## Data for this exercise
════════════════
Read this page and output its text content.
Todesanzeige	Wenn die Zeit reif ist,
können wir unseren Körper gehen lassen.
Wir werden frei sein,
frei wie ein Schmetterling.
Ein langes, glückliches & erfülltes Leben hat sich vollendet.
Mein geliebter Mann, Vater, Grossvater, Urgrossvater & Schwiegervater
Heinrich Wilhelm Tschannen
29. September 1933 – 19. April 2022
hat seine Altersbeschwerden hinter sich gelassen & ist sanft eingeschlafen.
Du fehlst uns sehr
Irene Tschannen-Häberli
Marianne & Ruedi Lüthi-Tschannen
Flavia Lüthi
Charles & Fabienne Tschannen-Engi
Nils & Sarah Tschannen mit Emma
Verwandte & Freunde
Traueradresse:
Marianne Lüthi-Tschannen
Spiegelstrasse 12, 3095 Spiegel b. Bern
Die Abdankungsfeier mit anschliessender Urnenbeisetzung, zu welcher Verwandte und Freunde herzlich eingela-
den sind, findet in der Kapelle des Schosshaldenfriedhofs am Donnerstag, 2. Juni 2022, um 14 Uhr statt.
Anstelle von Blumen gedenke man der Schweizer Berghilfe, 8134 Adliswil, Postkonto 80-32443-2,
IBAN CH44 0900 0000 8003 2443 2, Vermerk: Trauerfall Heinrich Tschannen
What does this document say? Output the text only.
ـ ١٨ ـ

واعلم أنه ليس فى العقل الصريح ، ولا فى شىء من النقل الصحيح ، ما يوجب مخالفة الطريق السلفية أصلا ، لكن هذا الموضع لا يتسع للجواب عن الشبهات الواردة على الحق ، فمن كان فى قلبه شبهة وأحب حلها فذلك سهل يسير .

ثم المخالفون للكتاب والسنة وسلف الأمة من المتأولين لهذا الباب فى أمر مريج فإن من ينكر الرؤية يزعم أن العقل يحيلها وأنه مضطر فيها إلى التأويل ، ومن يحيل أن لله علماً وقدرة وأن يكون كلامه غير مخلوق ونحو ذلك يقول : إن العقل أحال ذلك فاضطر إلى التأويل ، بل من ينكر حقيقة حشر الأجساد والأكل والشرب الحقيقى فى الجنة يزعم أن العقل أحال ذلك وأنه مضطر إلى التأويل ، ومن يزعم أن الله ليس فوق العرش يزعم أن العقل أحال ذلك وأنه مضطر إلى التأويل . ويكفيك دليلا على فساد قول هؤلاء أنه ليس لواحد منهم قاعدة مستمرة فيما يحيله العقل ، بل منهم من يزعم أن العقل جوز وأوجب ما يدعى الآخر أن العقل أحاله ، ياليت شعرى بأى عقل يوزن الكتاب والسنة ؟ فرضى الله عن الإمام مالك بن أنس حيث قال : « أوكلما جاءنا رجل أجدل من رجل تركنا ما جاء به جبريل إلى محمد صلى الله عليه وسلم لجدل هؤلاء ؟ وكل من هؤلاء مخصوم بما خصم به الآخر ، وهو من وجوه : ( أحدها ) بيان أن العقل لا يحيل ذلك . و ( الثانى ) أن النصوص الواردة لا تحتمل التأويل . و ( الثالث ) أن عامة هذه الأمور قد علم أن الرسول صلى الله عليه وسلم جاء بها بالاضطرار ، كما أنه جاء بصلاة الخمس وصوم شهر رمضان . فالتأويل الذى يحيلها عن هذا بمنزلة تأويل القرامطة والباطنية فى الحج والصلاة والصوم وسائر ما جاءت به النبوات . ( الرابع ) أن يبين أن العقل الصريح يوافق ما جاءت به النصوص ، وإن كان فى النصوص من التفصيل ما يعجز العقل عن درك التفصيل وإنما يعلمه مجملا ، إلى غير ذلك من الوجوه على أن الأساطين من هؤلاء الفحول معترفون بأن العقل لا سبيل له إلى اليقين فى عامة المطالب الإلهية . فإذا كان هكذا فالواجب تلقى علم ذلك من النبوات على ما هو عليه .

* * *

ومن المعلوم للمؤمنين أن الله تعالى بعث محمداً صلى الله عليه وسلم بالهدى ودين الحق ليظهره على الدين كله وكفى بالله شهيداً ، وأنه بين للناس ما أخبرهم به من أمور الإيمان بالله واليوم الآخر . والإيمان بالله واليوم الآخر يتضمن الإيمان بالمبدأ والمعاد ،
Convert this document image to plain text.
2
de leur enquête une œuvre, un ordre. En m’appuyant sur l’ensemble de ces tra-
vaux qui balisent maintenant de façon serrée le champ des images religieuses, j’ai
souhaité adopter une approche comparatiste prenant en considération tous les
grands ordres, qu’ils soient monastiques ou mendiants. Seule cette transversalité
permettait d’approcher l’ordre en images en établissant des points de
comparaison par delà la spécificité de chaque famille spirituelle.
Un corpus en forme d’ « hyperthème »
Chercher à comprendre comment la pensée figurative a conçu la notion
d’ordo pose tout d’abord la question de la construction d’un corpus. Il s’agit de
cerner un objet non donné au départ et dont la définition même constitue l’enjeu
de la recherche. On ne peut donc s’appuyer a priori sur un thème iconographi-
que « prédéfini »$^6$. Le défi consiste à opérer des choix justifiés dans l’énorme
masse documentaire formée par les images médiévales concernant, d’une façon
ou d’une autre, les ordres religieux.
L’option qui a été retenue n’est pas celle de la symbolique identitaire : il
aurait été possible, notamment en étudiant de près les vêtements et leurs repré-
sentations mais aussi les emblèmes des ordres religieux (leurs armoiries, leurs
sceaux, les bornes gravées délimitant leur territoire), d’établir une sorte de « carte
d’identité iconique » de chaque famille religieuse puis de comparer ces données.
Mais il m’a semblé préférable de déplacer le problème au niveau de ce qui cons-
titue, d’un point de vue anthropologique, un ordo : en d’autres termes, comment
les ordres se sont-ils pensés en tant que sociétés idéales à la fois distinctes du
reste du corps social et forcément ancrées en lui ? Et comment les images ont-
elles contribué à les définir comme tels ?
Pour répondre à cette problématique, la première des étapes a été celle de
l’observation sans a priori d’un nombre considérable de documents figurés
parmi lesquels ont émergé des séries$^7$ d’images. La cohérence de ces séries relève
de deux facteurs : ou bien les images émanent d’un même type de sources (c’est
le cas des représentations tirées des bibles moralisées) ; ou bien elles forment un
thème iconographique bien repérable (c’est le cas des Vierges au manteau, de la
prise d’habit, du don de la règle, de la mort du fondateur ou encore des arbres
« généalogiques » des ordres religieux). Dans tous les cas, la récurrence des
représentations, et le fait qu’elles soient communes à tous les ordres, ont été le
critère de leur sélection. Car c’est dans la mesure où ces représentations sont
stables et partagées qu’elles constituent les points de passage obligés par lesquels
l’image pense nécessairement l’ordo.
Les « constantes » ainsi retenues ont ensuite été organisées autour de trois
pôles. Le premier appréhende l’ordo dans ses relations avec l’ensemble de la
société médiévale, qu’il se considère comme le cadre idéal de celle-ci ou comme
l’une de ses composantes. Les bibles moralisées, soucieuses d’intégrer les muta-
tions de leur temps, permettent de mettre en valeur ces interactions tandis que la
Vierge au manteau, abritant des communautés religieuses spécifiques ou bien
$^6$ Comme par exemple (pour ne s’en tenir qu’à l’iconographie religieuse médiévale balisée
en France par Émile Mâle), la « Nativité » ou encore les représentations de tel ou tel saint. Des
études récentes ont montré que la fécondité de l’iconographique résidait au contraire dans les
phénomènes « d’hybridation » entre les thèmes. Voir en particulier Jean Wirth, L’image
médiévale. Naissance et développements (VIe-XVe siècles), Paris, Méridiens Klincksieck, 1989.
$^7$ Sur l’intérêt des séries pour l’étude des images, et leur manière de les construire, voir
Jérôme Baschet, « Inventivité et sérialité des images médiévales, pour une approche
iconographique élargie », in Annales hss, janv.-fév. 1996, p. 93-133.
════════════════
Please return the data above exactly as given.

## Answer
Read this page and output its text content.
Todesanzeige	Wenn die Zeit reif ist,
können wir unseren Körper gehen lassen.
Wir werden frei sein,
frei wie ein Schmetterling.
Ein langes, glückliches & erfülltes Leben hat sich vollendet.
Mein geliebter Mann, Vater, Grossvater, Urgrossvater & Schwiegervater
Heinrich Wilhelm Tschannen
29. September 1933 – 19. April 2022
hat seine Altersbeschwerden hinter sich gelassen & ist sanft eingeschlafen.
Du fehlst uns sehr
Irene Tschannen-Häberli
Marianne & Ruedi Lüthi-Tschannen
Flavia Lüthi
Charles & Fabienne Tschannen-Engi
Nils & Sarah Tschannen mit Emma
Verwandte & Freunde
Traueradresse:
Marianne Lüthi-Tschannen
Spiegelstrasse 12, 3095 Spiegel b. Bern
Die Abdankungsfeier mit anschliessender Urnenbeisetzung, zu welcher Verwandte und Freunde herzlich eingela-
den sind, findet in der Kapelle des Schosshaldenfriedhofs am Donnerstag, 2. Juni 2022, um 14 Uhr statt.
Anstelle von Blumen gedenke man der Schweizer Berghilfe, 8134 Adliswil, Postkonto 80-32443-2,
IBAN CH44 0900 0000 8003 2443 2, Vermerk: Trauerfall Heinrich Tschannen
What does this document say? Output the text only.
ـ ١٨ ـ

واعلم أنه ليس فى العقل الصريح ، ولا فى شىء من النقل الصحيح ، ما يوجب مخالفة الطريق السلفية أصلا ، لكن هذا الموضع لا يتسع للجواب عن الشبهات الواردة على الحق ، فمن كان فى قلبه شبهة وأحب حلها فذلك سهل يسير .

ثم المخالفون للكتاب والسنة وسلف الأمة من المتأولين لهذا الباب فى أمر مريج فإن من ينكر الرؤية يزعم أن العقل يحيلها وأنه مضطر فيها إلى التأويل ، ومن يحيل أن لله علماً وقدرة وأن يكون كلامه غير مخلوق ونحو ذلك يقول : إن العقل أحال ذلك فاضطر إلى التأويل ، بل من ينكر حقيقة حشر الأجساد والأكل والشرب الحقيقى فى الجنة يزعم أن العقل أحال ذلك وأنه مضطر إلى التأويل ، ومن يزعم أن الله ليس فوق العرش يزعم أن العقل أحال ذلك وأنه مضطر إلى التأويل . ويكفيك دليلا على فساد قول هؤلاء أنه ليس لواحد منهم قاعدة مستمرة فيما يحيله العقل ، بل منهم من يزعم أن العقل جوز وأوجب ما يدعى الآخر أن العقل أحاله ، ياليت شعرى بأى عقل يوزن الكتاب والسنة ؟ فرضى الله عن الإمام مالك بن أنس حيث قال : « أوكلما جاءنا رجل أجدل من رجل تركنا ما جاء به جبريل إلى محمد صلى الله عليه وسلم لجدل هؤلاء ؟ وكل من هؤلاء مخصوم بما خصم به الآخر ، وهو من وجوه : ( أحدها ) بيان أن العقل لا يحيل ذلك . و ( الثانى ) أن النصوص الواردة لا تحتمل التأويل . و ( الثالث ) أن عامة هذه الأمور قد علم أن الرسول صلى الله عليه وسلم جاء بها بالاضطرار ، كما أنه جاء بصلاة الخمس وصوم شهر رمضان . فالتأويل الذى يحيلها عن هذا بمنزلة تأويل القرامطة والباطنية فى الحج والصلاة والصوم وسائر ما جاءت به النبوات . ( الرابع ) أن يبين أن العقل الصريح يوافق ما جاءت به النصوص ، وإن كان فى النصوص من التفصيل ما يعجز العقل عن درك التفصيل وإنما يعلمه مجملا ، إلى غير ذلك من الوجوه على أن الأساطين من هؤلاء الفحول معترفون بأن العقل لا سبيل له إلى اليقين فى عامة المطالب الإلهية . فإذا كان هكذا فالواجب تلقى علم ذلك من النبوات على ما هو عليه .

* * *

ومن المعلوم للمؤمنين أن الله تعالى بعث محمداً صلى الله عليه وسلم بالهدى ودين الحق ليظهره على الدين كله وكفى بالله شهيداً ، وأنه بين للناس ما أخبرهم به من أمور الإيمان بالله واليوم الآخر . والإيمان بالله واليوم الآخر يتضمن الإيمان بالمبدأ والمعاد ،
Convert this document image to plain text.
2
de leur enquête une œuvre, un ordre. En m’appuyant sur l’ensemble de ces tra-
vaux qui balisent maintenant de façon serrée le champ des images religieuses, j’ai
souhaité adopter une approche comparatiste prenant en considération tous les
grands ordres, qu’ils soient monastiques ou mendiants. Seule cette transversalité
permettait d’approcher l’ordre en images en établissant des points de
comparaison par delà la spécificité de chaque famille spirituelle.
Un corpus en forme d’ « hyperthème »
Chercher à comprendre comment la pensée figurative a conçu la notion
d’ordo pose tout d’abord la question de la construction d’un corpus. Il s’agit de
cerner un objet non donné au départ et dont la définition même constitue l’enjeu
de la recherche. On ne peut donc s’appuyer a priori sur un thème iconographi-
que « prédéfini »$^6$. Le défi consiste à opérer des choix justifiés dans l’énorme
masse documentaire formée par les images médiévales concernant, d’une façon
ou d’une autre, les ordres religieux.
L’option qui a été retenue n’est pas celle de la symbolique identitaire : il
aurait été possible, notamment en étudiant de près les vêtements et leurs repré-
sentations mais aussi les emblèmes des ordres religieux (leurs armoiries, leurs
sceaux, les bornes gravées délimitant leur territoire), d’établir une sorte de « carte
d’identité iconique » de chaque famille religieuse puis de comparer ces données.
Mais il m’a semblé préférable de déplacer le problème au niveau de ce qui cons-
titue, d’un point de vue anthropologique, un ordo : en d’autres termes, comment
les ordres se sont-ils pensés en tant que sociétés idéales à la fois distinctes du
reste du corps social et forcément ancrées en lui ? Et comment les images ont-
elles contribué à les définir comme tels ?
Pour répondre à cette problématique, la première des étapes a été celle de
l’observation sans a priori d’un nombre considérable de documents figurés
parmi lesquels ont émergé des séries$^7$ d’images. La cohérence de ces séries relève
de deux facteurs : ou bien les images émanent d’un même type de sources (c’est
le cas des représentations tirées des bibles moralisées) ; ou bien elles forment un
thème iconographique bien repérable (c’est le cas des Vierges au manteau, de la
prise d’habit, du don de la règle, de la mort du fondateur ou encore des arbres
« généalogiques » des ordres religieux). Dans tous les cas, la récurrence des
représentations, et le fait qu’elles soient communes à tous les ordres, ont été le
critère de leur sélection. Car c’est dans la mesure où ces représentations sont
stables et partagées qu’elles constituent les points de passage obligés par lesquels
l’image pense nécessairement l’ordo.
Les « constantes » ainsi retenues ont ensuite été organisées autour de trois
pôles. Le premier appréhende l’ordo dans ses relations avec l’ensemble de la
société médiévale, qu’il se considère comme le cadre idéal de celle-ci ou comme
l’une de ses composantes. Les bibles moralisées, soucieuses d’intégrer les muta-
tions de leur temps, permettent de mettre en valeur ces interactions tandis que la
Vierge au manteau, abritant des communautés religieuses spécifiques ou bien
$^6$ Comme par exemple (pour ne s’en tenir qu’à l’iconographie religieuse médiévale balisée
en France par Émile Mâle), la « Nativité » ou encore les représentations de tel ou tel saint. Des
études récentes ont montré que la fécondité de l’iconographique résidait au contraire dans les
phénomènes « d’hybridation » entre les thèmes. Voir en particulier Jean Wirth, L’image
médiévale. Naissance et développements (VIe-XVe siècles), Paris, Méridiens Klincksieck, 1989.
$^7$ Sur l’intérêt des séries pour l’étude des images, et leur manière de les construire, voir
Jérôme Baschet, « Inventivité et sérialité des images médiévales, pour une approche
iconographique élargie », in Annales hss, janv.-fév. 1996, p. 93-133.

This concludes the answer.